» **Tasks to carry out**:
1. In the passage about Israel's shifting alliances, how many Turkish nationals were killed in the 2010 confrontation with the Israeli military?
2. Extend the passage about Israel's shifting alliances, picking up after its last sentence.

══ Selected passage

More recently though, Israel has seen its once solid and strong alliance with Turkey waiver. This became evident in 2008-2009 when an Israeli offensive into the Gaza Strip drew criticism from Turkey. Then the situation exacerbated when nine Turkish nationals were killed in a confrontation with the Israeli military in an attempt to breach Israel's maritime blockade on the Strip in 2010.
Today, the peace process between Israel and the Palestinians has reached a stalemate, one that shows no signs of breaking amidst a divided Palestinian leadership. There are new indications that Israel is changing its focus in order to cope with this new status quo. The old but new strategy for Israel is to solidify bonds with non-Muslim and non-Arab countries, based on their common struggle against Islamic extremism and potential for shared economic benefits. Israel's interests will thus be served by committing to alliances that can substitute for the weakening strategic alliance once held with Turkey.
As a result, Israel has set its sights on Balkan states. Since 2010, Israel and Greece have experienced rapprochement in the wake of declining Israeli-Turkish ties and Greece's economic doldrums. Most recently, Israel and Cyprus have capitalized on their blooming relations with enhanced economic and security cooperation following the recently discovered natural gas reserves in the eastern Mediterranean. Meanwhile, Israel continues to maintain productive ties with Romania and other Balkan countries, as seen in recent joint military aerial drills.

════
══ Dataset entries

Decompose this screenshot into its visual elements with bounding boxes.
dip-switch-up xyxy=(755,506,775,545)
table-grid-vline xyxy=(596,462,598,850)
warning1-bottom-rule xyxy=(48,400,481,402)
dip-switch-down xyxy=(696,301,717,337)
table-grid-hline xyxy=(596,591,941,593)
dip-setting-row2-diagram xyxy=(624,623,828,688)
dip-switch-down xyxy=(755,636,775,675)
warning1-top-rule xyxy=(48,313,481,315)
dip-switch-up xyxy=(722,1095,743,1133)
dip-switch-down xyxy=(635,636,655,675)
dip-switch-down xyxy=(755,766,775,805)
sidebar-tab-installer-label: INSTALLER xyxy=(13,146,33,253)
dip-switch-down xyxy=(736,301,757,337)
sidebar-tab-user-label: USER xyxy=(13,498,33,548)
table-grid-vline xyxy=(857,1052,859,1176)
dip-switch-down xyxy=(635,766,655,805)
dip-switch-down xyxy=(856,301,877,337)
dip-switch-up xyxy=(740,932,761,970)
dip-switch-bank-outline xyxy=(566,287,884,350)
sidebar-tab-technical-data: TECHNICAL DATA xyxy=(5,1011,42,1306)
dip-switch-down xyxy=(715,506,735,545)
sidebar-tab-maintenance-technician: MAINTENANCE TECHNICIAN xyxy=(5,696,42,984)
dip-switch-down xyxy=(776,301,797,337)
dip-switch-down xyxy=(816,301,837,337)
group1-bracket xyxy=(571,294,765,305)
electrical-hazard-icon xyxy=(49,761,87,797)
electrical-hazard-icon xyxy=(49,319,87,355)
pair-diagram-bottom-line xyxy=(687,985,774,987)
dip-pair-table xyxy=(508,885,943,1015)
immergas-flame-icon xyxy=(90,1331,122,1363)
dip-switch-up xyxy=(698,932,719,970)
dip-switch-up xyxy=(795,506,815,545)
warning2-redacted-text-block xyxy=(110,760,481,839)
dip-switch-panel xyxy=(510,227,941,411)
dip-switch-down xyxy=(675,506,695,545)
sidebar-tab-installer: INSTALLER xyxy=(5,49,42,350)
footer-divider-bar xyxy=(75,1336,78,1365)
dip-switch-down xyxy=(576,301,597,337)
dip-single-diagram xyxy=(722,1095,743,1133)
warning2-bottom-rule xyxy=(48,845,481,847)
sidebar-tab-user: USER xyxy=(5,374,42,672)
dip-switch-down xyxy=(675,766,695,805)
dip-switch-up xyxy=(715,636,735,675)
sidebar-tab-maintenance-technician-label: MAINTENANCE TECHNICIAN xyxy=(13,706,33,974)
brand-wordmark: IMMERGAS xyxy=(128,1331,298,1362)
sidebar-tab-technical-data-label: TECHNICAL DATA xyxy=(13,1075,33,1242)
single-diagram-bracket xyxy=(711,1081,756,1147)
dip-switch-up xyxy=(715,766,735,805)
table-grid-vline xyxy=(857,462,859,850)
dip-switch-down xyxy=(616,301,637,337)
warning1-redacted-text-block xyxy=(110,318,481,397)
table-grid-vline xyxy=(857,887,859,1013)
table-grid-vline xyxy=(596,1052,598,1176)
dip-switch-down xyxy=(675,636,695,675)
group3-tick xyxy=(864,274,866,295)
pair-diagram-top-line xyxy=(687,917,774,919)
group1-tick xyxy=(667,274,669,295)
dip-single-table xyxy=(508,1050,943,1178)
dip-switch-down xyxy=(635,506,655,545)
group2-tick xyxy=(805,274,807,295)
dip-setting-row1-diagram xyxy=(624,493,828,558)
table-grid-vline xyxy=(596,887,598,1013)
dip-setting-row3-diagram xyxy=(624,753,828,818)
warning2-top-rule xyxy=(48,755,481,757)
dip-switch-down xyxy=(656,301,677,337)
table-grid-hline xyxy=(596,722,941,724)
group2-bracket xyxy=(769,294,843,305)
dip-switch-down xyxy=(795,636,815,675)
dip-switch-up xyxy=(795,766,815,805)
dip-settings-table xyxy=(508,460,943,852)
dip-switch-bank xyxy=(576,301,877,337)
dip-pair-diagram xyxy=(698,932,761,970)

════

» **Numbered answers**:
1. Nine.

2.
Israel is expanding further still by forging relationships inside of Africa. Since 2011, Israeli Prime Minister Binyamin Netanyahu and other high-ranking Israeli officials have met with their counterparts from predominately Christian African nations, including Angola, Burundi, Kenya, Nigeria, South Sudan, and Uganda, amongst others. While these African nations can benefit greatly from Israeli knowledge in the fields of security, infrastructure development, agriculture, and water utilization, Israel is also likely attempting to hinder Iran's recent economic interest in Africa by establishing a presence and strong diplomatic ties.
As tensions have soared between Israel and Iran in the last few months, another stage of Israel's strategy has surfaced – strengthening ties with Georgia and Azerbaijan. According to several reports, Israel is operating military and intelligence gathering stations in both countries, which are in close vicinity to Iran. Such stations may  assist in alleged clandestine operations aimed at delaying the development of the Islamic Republic’s nuclear program.
Israel will also likely continue with its efforts to enhance ties with the world's most populated democracy, India. Earlier this year, India's Foreign Minister S M Krishna arrived in Israel for the first time in a decade, in order to boost bilateral affairs. The countries already enjoy strong relations, and India's rapidly growing economy and ongoing conflict with Pakistani Islamic militant organizations creates a natural environment for a security alliance to emerge.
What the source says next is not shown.